TASK BRIEF: Write out the entire listing below exactly, with the pictures left out.
--- start of EXCERPTED DATA ---
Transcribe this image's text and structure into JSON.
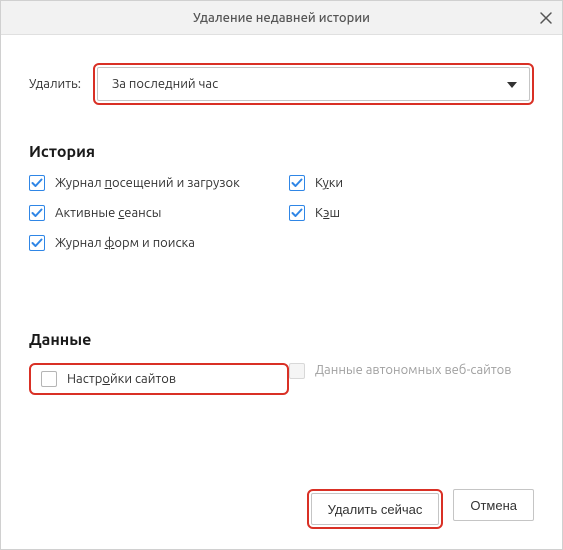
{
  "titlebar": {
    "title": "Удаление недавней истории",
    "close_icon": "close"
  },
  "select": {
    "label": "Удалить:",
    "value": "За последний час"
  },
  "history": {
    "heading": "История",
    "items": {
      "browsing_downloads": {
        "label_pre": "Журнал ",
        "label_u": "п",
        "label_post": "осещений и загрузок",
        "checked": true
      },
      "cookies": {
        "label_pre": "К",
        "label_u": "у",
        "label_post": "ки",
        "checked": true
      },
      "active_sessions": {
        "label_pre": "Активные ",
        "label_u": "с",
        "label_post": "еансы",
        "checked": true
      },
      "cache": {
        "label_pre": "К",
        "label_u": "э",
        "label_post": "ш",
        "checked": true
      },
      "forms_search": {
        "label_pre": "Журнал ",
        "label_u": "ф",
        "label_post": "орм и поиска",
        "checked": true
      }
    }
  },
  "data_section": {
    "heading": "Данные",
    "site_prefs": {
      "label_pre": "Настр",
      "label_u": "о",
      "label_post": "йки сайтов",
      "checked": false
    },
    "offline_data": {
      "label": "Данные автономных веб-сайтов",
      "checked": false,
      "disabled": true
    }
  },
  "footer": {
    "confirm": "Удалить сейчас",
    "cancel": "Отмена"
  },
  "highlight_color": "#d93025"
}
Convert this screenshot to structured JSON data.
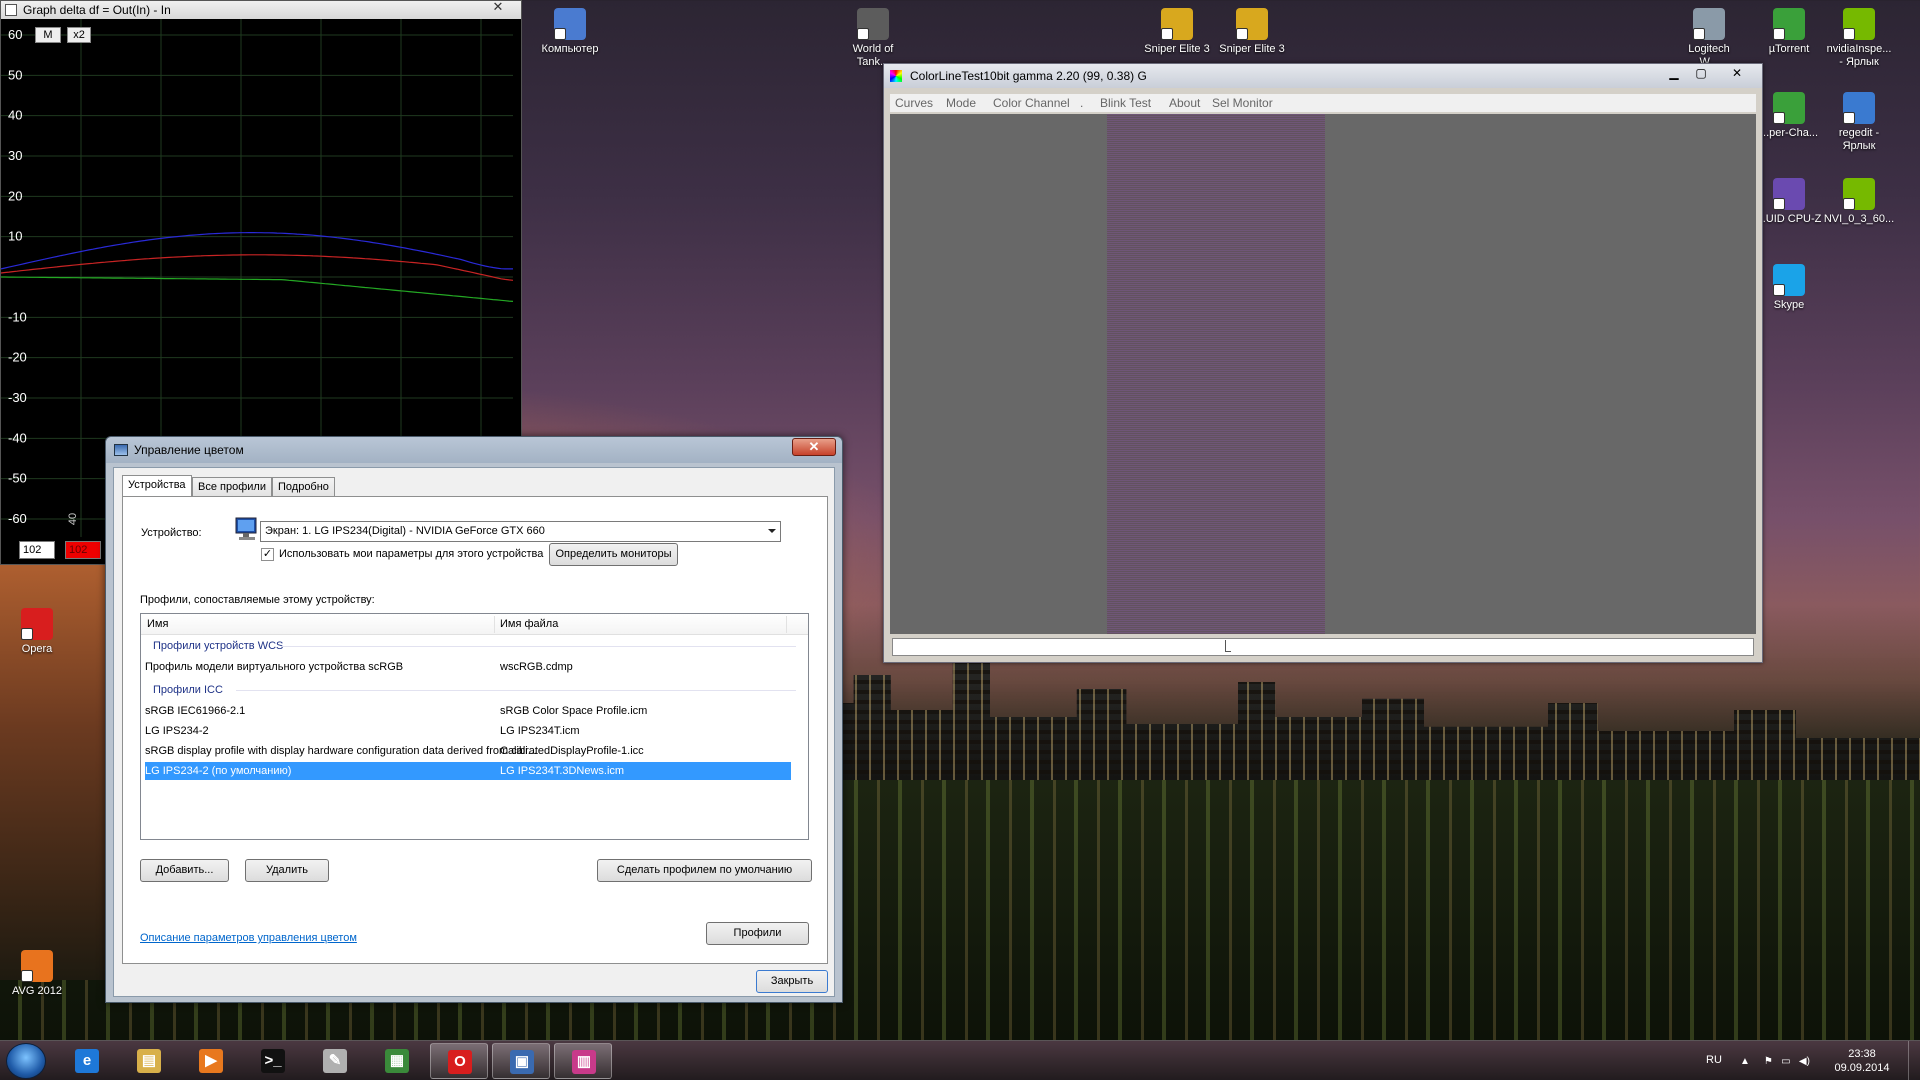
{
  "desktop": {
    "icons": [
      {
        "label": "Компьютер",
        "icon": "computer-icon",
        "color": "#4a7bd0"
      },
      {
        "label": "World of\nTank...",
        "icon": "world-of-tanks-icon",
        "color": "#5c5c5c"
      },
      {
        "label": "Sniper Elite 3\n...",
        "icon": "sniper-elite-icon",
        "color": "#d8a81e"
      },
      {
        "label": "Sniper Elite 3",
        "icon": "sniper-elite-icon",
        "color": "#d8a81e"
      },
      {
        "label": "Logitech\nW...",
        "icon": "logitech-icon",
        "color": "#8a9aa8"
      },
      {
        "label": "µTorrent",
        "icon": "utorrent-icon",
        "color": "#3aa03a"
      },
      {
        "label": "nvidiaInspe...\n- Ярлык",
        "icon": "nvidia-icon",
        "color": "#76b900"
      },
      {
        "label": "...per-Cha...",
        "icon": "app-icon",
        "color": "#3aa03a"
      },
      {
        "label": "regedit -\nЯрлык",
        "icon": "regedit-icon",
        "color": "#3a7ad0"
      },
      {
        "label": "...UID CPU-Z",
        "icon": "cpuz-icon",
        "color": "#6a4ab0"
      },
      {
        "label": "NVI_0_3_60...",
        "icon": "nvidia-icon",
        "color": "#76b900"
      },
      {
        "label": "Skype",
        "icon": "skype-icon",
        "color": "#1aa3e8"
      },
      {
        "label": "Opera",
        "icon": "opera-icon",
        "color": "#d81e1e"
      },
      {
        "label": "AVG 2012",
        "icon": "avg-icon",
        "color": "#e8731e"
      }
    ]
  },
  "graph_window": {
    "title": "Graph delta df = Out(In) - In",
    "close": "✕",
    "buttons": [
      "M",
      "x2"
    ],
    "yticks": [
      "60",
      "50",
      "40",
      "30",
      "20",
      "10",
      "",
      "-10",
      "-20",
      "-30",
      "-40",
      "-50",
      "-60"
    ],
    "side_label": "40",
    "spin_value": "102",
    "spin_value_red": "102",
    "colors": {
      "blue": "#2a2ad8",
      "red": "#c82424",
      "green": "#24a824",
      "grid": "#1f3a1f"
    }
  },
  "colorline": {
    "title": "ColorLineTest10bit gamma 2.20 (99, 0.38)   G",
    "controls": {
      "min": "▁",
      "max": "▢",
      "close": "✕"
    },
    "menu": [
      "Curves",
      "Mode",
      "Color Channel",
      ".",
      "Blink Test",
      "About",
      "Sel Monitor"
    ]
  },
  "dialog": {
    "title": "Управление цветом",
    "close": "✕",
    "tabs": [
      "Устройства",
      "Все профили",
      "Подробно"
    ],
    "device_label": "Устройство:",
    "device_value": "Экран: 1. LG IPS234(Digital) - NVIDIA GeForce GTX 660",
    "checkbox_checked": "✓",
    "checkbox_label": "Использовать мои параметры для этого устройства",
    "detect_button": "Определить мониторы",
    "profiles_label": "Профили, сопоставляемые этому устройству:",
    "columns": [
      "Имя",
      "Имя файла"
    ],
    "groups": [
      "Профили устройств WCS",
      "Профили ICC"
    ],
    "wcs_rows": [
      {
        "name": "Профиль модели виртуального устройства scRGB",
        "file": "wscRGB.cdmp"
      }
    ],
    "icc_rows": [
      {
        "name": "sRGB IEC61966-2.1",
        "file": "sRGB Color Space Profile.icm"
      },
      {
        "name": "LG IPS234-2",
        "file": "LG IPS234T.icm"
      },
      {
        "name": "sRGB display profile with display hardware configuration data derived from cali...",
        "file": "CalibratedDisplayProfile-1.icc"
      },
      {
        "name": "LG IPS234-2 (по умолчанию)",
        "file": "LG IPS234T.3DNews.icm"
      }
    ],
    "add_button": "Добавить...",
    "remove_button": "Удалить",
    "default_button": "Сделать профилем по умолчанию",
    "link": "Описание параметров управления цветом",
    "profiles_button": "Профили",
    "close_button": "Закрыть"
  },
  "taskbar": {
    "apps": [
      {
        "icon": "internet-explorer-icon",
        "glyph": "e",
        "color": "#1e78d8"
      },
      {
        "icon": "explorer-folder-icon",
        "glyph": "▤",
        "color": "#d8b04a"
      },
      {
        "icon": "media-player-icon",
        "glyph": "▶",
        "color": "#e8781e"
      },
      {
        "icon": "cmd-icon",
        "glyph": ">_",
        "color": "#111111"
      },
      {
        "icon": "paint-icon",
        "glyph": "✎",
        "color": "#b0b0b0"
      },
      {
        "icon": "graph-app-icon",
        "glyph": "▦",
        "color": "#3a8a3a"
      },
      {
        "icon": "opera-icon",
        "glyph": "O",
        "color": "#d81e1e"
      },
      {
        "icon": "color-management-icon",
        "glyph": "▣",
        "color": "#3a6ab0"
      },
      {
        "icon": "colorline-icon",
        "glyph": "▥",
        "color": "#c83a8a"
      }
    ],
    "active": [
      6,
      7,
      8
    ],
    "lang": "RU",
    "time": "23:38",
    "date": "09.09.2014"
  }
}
--- end of EXCERPTED DATA ---
WRITTEN SOLUTION:
Transcribe this image's text and structure into JSON.
{
  "titlebar": {
    "title": "Удаление недавней истории",
    "close_icon": "close"
  },
  "select": {
    "label": "Удалить:",
    "value": "За последний час"
  },
  "history": {
    "heading": "История",
    "items": {
      "browsing_downloads": {
        "label_pre": "Журнал ",
        "label_u": "п",
        "label_post": "осещений и загрузок",
        "checked": true
      },
      "cookies": {
        "label_pre": "К",
        "label_u": "у",
        "label_post": "ки",
        "checked": true
      },
      "active_sessions": {
        "label_pre": "Активные ",
        "label_u": "с",
        "label_post": "еансы",
        "checked": true
      },
      "cache": {
        "label_pre": "К",
        "label_u": "э",
        "label_post": "ш",
        "checked": true
      },
      "forms_search": {
        "label_pre": "Журнал ",
        "label_u": "ф",
        "label_post": "орм и поиска",
        "checked": true
      }
    }
  },
  "data_section": {
    "heading": "Данные",
    "site_prefs": {
      "label_pre": "Настр",
      "label_u": "о",
      "label_post": "йки сайтов",
      "checked": false
    },
    "offline_data": {
      "label": "Данные автономных веб-сайтов",
      "checked": false,
      "disabled": true
    }
  },
  "footer": {
    "confirm": "Удалить сейчас",
    "cancel": "Отмена"
  },
  "highlight_color": "#d93025"
}
Convert this screenshot to structured JSON data.
{
  "desktop": {
    "icons": [
      {
        "label": "Компьютер",
        "icon": "computer-icon",
        "color": "#4a7bd0"
      },
      {
        "label": "World of\nTank...",
        "icon": "world-of-tanks-icon",
        "color": "#5c5c5c"
      },
      {
        "label": "Sniper Elite 3\n...",
        "icon": "sniper-elite-icon",
        "color": "#d8a81e"
      },
      {
        "label": "Sniper Elite 3",
        "icon": "sniper-elite-icon",
        "color": "#d8a81e"
      },
      {
        "label": "Logitech\nW...",
        "icon": "logitech-icon",
        "color": "#8a9aa8"
      },
      {
        "label": "µTorrent",
        "icon": "utorrent-icon",
        "color": "#3aa03a"
      },
      {
        "label": "nvidiaInspe...\n- Ярлык",
        "icon": "nvidia-icon",
        "color": "#76b900"
      },
      {
        "label": "...per-Cha...",
        "icon": "app-icon",
        "color": "#3aa03a"
      },
      {
        "label": "regedit -\nЯрлык",
        "icon": "regedit-icon",
        "color": "#3a7ad0"
      },
      {
        "label": "...UID CPU-Z",
        "icon": "cpuz-icon",
        "color": "#6a4ab0"
      },
      {
        "label": "NVI_0_3_60...",
        "icon": "nvidia-icon",
        "color": "#76b900"
      },
      {
        "label": "Skype",
        "icon": "skype-icon",
        "color": "#1aa3e8"
      },
      {
        "label": "Opera",
        "icon": "opera-icon",
        "color": "#d81e1e"
      },
      {
        "label": "AVG 2012",
        "icon": "avg-icon",
        "color": "#e8731e"
      }
    ]
  },
  "graph_window": {
    "title": "Graph delta df = Out(In) - In",
    "close": "✕",
    "buttons": [
      "M",
      "x2"
    ],
    "yticks": [
      "60",
      "50",
      "40",
      "30",
      "20",
      "10",
      "",
      "-10",
      "-20",
      "-30",
      "-40",
      "-50",
      "-60"
    ],
    "side_label": "40",
    "spin_value": "102",
    "spin_value_red": "102",
    "colors": {
      "blue": "#2a2ad8",
      "red": "#c82424",
      "green": "#24a824",
      "grid": "#1f3a1f"
    }
  },
  "colorline": {
    "title": "ColorLineTest10bit gamma 2.20 (99, 0.38)   G",
    "controls": {
      "min": "▁",
      "max": "▢",
      "close": "✕"
    },
    "menu": [
      "Curves",
      "Mode",
      "Color Channel",
      ".",
      "Blink Test",
      "About",
      "Sel Monitor"
    ]
  },
  "dialog": {
    "title": "Управление цветом",
    "close": "✕",
    "tabs": [
      "Устройства",
      "Все профили",
      "Подробно"
    ],
    "device_label": "Устройство:",
    "device_value": "Экран: 1. LG IPS234(Digital) - NVIDIA GeForce GTX 660",
    "checkbox_checked": "✓",
    "checkbox_label": "Использовать мои параметры для этого устройства",
    "detect_button": "Определить мониторы",
    "profiles_label": "Профили, сопоставляемые этому устройству:",
    "columns": [
      "Имя",
      "Имя файла"
    ],
    "groups": [
      "Профили устройств WCS",
      "Профили ICC"
    ],
    "wcs_rows": [
      {
        "name": "Профиль модели виртуального устройства scRGB",
        "file": "wscRGB.cdmp"
      }
    ],
    "icc_rows": [
      {
        "name": "sRGB IEC61966-2.1",
        "file": "sRGB Color Space Profile.icm"
      },
      {
        "name": "LG IPS234-2",
        "file": "LG IPS234T.icm"
      },
      {
        "name": "sRGB display profile with display hardware configuration data derived from cali...",
        "file": "CalibratedDisplayProfile-1.icc"
      },
      {
        "name": "LG IPS234-2 (по умолчанию)",
        "file": "LG IPS234T.3DNews.icm"
      }
    ],
    "add_button": "Добавить...",
    "remove_button": "Удалить",
    "default_button": "Сделать профилем по умолчанию",
    "link": "Описание параметров управления цветом",
    "profiles_button": "Профили",
    "close_button": "Закрыть"
  },
  "taskbar": {
    "apps": [
      {
        "icon": "internet-explorer-icon",
        "glyph": "e",
        "color": "#1e78d8"
      },
      {
        "icon": "explorer-folder-icon",
        "glyph": "▤",
        "color": "#d8b04a"
      },
      {
        "icon": "media-player-icon",
        "glyph": "▶",
        "color": "#e8781e"
      },
      {
        "icon": "cmd-icon",
        "glyph": ">_",
        "color": "#111111"
      },
      {
        "icon": "paint-icon",
        "glyph": "✎",
        "color": "#b0b0b0"
      },
      {
        "icon": "graph-app-icon",
        "glyph": "▦",
        "color": "#3a8a3a"
      },
      {
        "icon": "opera-icon",
        "glyph": "O",
        "color": "#d81e1e"
      },
      {
        "icon": "color-management-icon",
        "glyph": "▣",
        "color": "#3a6ab0"
      },
      {
        "icon": "colorline-icon",
        "glyph": "▥",
        "color": "#c83a8a"
      }
    ],
    "active": [
      6,
      7,
      8
    ],
    "lang": "RU",
    "time": "23:38",
    "date": "09.09.2014"
  }
}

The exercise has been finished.